## Source text
-------------------------
[vsnet-chat 7548] Re: variable in OTJ16... field?
David Boyd
drsboyd at dsl.pipex.com
Mon Jul 12 18:19:49 JST 2010
I've just analysed 5 nights (5-9 July) data from Bart and myself on the putative
new variable GSC 967 904. All from essentially one longitude so there are strong
aliases. It looks like a genuine variable unrelated to the nearby superhumper.
The sinusoidal fitting methods in Peranso all favour a single cycle period of
0.169d with amplitude 0.08mag. ANOVA seems to prefer a longer double cycle
period. No colour information seems to be available yet.
Regards,
David
----- Original Message -----
From: <substellar at Safe-mail.net>
To: <novak at hvezdarna.cz>; <vsnet-chat at ooruri.kusastro.kyoto-u.ac.jp>
Sent: Monday, July 12, 2010 9:24 AM
Subject: [vsnet-chat 7547] Re: variable in OTJ16... field?
> -------- Original Message --------
> From: Rudolf Novak <exebece at gmail.com>
>
>> as I did. And - it seems that the period is (fortunately ;) different
>> too.
>
> Ah, well, that is good news.
>
> Double check the period isn't a close multiple or fraction of the superhump
> period. Twice or half for example.
>
> Then once you've checked that, note the amplitude.
>
> Put the graph up somewhere, you can keep the period secret if needs be.
>
> If the period is between 0.1 days or 0.05 days or in that sort of area, it
> could be a delta Scutid or beta Cepheid.
>
> If the amplitude is 0.1 to 0.2 magnitudes and the period is less than a day to
> a very short period, it could also be one of those.
>
> If slightly longer than 0.1 days, it could be an SX Phe or again a beta
> Cepheid or even an SPB, they all behave quite similar, coz they're a
> 'gradation' across that part of an instability for blue to yellowwhite
> Population I stars
>
> If the lightcurve is evolving in shape, and real and valid signal, it could be
> a delta Sct or beta Cep with multiperiodicity.
>
> 2MASS colours don't really support those types, but it depends exactly how
> much interstellar extinction there is in this part of Hercules, though for the
> J-Ks this thing has that'd be a lot.
-------------------------
## Dataset section
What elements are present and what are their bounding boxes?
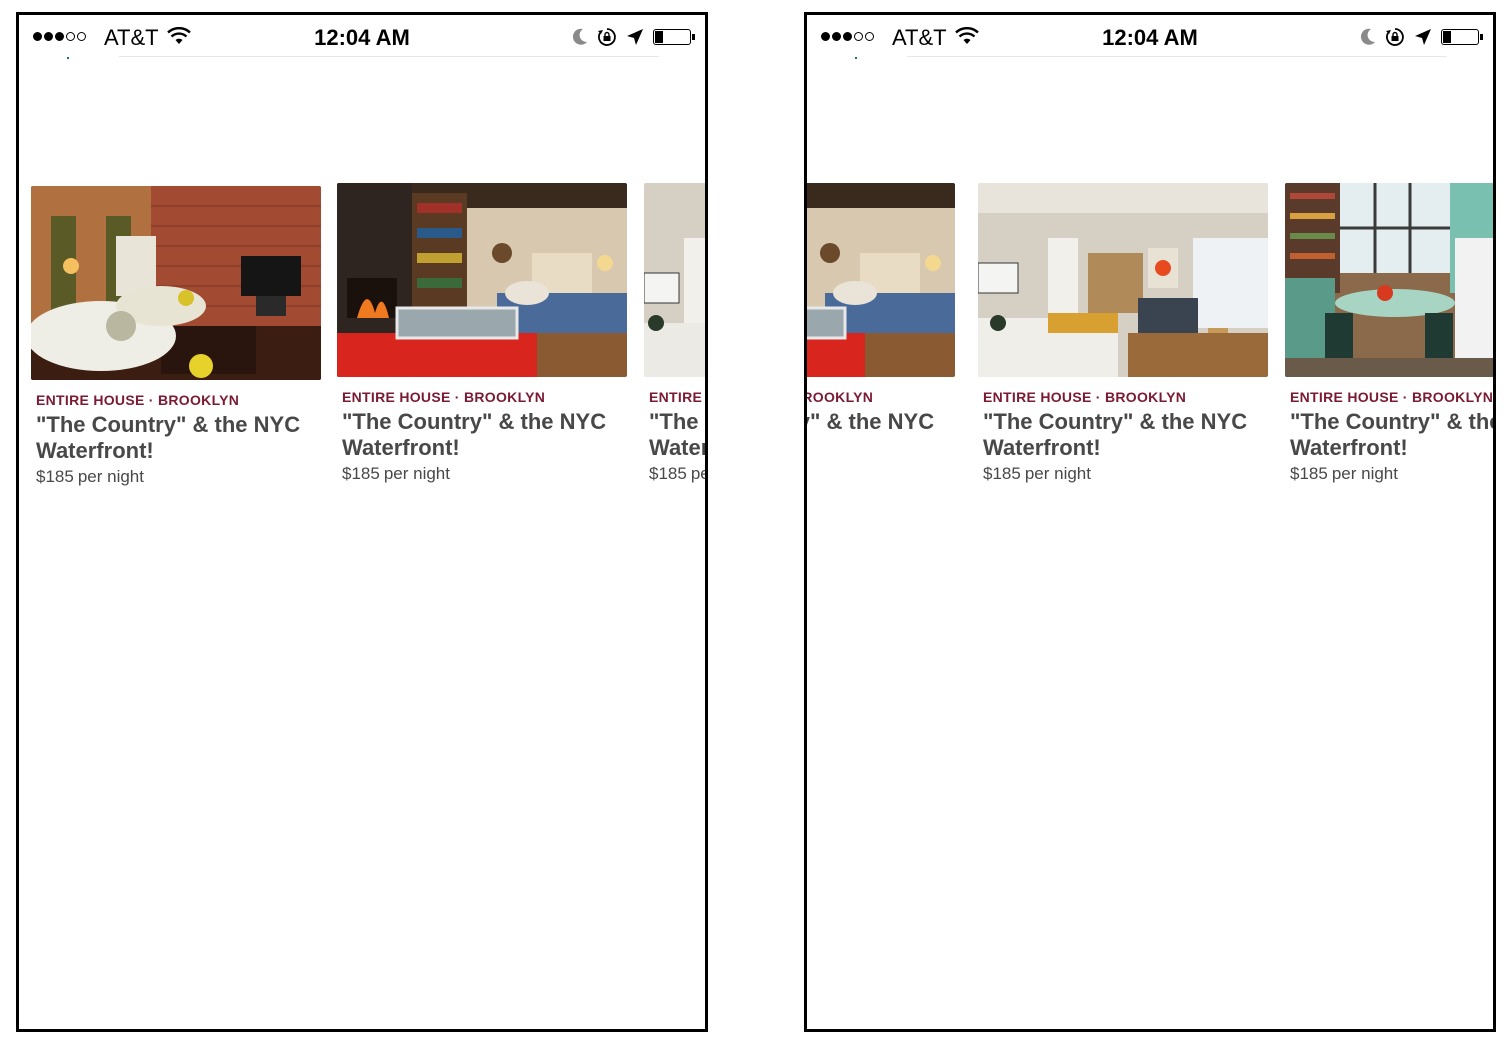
-------------------------
## Given exercise A
Do the following statements agree with the message about the possible new variable GSC 967 904? Answer yes or no for each, quoting the words of the message that decide it.
(i) The data analysed came from observers spread across widely separated longitudes.
(ii) The sinusoidal fitting methods in Peranso favor a single cycle period of 0.169d.
(iii) Color information for the star is already available.
## Given exercise B
Write the next part of the email thread about the possible new variable GSC 967 904, picking up after its final sentence.

## Exercise answer A
(i) No: "All from essentially one longitude so there are strong aliases."
(ii) Yes: "The sinusoidal fitting methods in Peranso all favour a single cycle period of 0.169d with amplitude 0.08mag."
(iii) No: "No colour information seems to be available yet."

## Exercise answer B
>
> If the period is half to a whole day, and even with the colours, there's a
> vague possibility of a gDor (gamma Doradus) star, some shorter period ones of
> those have been turning up in Kepler and CoRoT compared to the traditional 1+
> day period(s) (multiple periodicity in those often).
>
> If the period is over a day or more and amplitude about 0.2 magnitudes to less
> and somewhat cleanly and regularly sinusoidal, could be a starspot rotator
> which takes in RS CVn, BY Dra an alpha2 Canum Venaticorum stars (though the
> latter is not so much starspots as bright spots). Once period gets over a day
> you can get ellipsoidal variables included into the mix at low amplitudes.
>
> So, you need good phase coverage, several cycles' coverage to ensure any
> lightcurve morphology is consistently repeated, or not, and if period is short
> that'll mean longitudinally distributed observers, and then you may never know
> whether bcep/spb/dsct/sxphe/gdor without a spectrum, although if the period is
> about 0.1 day or less or just over, bcep/dsct/sxphe is something you could
> likely narrow it down to.
>
> A phaseplot somewhere will help you decide, as I say you can keep the period
> quiet if you wish. You've telled everyone where it is now, though, but on the
> positive side, others who have been monitoring the UGSU stars might feel
> generous enough to get a lightcurve from their data for this star too and pass
> it on to you, which'd help phase coverage.
>
> If it's multicolour photometry you could all club together and try an IBVS, if
> not well PZP takes new variables found in target fields' papers, and referees
> 'em (which is good, not bad, because if one is going to publish, one want's
> one's gaffs caught pre-print, mostly).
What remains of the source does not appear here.